• [WHAT THIS TASK INVOLVES] Report each line of the data that includes the word "Dentist".

Stored entries
■ ■ ■ ■

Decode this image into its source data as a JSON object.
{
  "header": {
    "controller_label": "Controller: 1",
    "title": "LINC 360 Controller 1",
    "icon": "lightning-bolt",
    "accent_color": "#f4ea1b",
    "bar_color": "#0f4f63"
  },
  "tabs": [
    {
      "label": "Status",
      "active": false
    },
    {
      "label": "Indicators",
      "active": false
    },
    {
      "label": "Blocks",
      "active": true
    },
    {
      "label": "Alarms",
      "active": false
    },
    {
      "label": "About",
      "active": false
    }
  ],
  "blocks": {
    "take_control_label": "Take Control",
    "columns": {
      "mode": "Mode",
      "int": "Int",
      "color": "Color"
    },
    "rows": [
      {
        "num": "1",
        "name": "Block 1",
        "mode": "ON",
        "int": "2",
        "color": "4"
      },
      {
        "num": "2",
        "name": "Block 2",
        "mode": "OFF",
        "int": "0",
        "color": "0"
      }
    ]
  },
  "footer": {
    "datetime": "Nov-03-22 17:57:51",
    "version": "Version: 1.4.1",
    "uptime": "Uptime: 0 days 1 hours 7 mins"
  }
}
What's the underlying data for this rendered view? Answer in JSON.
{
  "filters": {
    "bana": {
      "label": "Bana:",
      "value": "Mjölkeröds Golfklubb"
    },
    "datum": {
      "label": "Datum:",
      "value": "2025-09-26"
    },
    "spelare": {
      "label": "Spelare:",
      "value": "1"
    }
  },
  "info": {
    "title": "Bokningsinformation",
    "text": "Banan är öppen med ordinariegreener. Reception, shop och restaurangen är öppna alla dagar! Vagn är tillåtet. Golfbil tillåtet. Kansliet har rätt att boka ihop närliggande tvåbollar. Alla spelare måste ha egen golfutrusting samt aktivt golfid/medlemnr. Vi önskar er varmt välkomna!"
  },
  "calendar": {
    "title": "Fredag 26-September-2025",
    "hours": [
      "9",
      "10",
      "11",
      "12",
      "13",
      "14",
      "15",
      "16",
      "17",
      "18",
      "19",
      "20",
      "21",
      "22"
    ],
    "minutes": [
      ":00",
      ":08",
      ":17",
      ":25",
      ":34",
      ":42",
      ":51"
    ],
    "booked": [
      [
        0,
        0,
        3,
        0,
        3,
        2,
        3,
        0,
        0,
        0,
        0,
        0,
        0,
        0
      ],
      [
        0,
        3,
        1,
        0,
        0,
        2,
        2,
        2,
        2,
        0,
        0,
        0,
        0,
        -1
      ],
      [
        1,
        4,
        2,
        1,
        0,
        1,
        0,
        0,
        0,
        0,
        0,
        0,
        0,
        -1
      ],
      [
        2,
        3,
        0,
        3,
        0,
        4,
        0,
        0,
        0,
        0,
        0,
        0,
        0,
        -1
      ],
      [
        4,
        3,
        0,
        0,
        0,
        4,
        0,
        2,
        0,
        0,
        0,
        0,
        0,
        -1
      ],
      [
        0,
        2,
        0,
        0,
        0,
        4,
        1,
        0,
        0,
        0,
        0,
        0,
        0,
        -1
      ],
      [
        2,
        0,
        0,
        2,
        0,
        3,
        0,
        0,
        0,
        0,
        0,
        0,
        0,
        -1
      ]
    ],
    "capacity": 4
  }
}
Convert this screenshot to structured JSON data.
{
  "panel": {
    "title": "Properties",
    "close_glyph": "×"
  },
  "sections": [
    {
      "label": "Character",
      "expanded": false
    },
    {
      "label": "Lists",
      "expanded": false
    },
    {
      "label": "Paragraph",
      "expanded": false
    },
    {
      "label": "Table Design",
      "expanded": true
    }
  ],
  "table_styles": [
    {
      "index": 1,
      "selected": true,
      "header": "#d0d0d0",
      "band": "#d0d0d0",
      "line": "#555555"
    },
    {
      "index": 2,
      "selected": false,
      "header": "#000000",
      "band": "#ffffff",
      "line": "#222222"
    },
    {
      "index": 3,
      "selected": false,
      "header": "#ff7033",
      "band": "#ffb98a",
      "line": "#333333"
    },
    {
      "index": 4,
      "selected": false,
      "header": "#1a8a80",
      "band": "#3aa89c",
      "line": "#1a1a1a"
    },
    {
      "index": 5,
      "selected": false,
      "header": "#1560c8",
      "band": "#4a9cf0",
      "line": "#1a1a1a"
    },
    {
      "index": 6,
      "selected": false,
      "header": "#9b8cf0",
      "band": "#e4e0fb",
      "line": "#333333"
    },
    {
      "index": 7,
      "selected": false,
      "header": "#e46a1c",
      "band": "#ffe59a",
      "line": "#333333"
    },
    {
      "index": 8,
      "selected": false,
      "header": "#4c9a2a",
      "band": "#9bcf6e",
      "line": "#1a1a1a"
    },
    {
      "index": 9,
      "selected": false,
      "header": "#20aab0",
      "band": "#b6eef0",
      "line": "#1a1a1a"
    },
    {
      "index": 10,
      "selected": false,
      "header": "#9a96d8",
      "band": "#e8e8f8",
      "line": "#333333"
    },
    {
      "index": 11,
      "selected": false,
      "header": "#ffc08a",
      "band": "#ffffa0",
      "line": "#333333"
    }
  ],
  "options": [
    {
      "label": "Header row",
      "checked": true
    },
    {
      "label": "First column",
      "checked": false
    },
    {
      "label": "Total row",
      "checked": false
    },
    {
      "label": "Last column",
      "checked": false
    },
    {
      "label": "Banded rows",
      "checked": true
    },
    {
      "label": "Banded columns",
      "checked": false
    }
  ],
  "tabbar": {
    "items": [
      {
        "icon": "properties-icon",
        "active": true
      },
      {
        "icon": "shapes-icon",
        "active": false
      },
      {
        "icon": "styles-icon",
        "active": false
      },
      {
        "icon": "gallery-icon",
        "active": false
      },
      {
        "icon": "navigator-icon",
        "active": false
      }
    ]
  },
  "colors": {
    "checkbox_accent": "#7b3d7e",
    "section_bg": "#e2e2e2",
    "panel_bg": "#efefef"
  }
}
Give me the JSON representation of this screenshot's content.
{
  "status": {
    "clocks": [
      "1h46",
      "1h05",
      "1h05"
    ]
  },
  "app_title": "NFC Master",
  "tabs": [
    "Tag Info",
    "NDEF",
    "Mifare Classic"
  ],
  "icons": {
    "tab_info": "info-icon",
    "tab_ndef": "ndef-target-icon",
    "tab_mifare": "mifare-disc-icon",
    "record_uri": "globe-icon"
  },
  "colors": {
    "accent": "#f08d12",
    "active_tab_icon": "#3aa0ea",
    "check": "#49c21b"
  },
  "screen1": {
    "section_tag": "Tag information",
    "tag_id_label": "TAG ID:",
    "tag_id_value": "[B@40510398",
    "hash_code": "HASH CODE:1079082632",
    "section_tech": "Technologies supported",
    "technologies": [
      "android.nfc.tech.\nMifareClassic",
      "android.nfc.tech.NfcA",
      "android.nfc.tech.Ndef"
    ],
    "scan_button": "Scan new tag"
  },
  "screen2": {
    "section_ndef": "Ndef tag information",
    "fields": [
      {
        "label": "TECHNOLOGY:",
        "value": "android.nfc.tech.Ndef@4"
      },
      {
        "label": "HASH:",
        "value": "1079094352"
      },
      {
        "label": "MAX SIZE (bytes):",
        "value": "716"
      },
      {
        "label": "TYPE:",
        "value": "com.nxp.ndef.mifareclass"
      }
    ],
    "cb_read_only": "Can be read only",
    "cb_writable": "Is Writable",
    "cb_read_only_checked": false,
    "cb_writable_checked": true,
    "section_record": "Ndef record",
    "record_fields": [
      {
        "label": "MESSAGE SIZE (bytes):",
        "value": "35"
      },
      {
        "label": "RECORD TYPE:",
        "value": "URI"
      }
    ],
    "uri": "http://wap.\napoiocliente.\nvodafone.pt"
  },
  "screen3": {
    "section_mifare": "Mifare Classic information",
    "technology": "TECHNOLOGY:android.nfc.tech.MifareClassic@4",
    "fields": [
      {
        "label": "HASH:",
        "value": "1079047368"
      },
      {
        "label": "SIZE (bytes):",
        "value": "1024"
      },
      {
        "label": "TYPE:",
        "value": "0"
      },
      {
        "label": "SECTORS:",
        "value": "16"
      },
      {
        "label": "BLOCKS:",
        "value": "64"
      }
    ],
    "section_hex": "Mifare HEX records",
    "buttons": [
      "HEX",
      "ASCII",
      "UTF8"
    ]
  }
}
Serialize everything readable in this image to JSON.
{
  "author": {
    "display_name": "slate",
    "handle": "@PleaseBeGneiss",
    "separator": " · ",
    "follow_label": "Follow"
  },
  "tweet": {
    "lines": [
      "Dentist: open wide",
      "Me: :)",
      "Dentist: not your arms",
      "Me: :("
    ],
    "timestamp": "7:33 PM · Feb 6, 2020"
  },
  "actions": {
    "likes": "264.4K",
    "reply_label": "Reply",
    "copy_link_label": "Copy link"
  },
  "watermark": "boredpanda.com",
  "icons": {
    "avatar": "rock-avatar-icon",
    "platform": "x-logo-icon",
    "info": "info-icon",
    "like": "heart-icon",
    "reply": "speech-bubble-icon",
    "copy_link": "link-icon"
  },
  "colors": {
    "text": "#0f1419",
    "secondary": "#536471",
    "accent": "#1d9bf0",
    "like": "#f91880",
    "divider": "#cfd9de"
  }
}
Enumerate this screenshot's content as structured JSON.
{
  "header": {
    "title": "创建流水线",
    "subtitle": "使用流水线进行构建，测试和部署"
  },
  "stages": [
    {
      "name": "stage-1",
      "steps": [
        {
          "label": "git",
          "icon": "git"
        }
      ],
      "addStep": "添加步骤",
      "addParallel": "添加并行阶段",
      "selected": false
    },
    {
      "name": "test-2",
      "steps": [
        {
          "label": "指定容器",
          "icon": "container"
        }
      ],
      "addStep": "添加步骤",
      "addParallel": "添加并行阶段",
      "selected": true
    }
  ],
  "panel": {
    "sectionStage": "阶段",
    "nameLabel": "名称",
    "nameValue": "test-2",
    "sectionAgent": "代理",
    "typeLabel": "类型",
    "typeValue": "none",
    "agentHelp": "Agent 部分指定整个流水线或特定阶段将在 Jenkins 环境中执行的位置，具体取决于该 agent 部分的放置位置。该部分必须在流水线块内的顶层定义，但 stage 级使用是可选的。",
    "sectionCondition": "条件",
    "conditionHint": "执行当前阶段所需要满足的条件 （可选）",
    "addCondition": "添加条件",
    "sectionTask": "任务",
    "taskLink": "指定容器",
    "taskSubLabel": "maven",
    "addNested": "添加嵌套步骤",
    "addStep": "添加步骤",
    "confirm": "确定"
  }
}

■ ■ ■ ■

• [THE RESPONSE]
      "Dentist: open wide",
      "Dentist: not your arms",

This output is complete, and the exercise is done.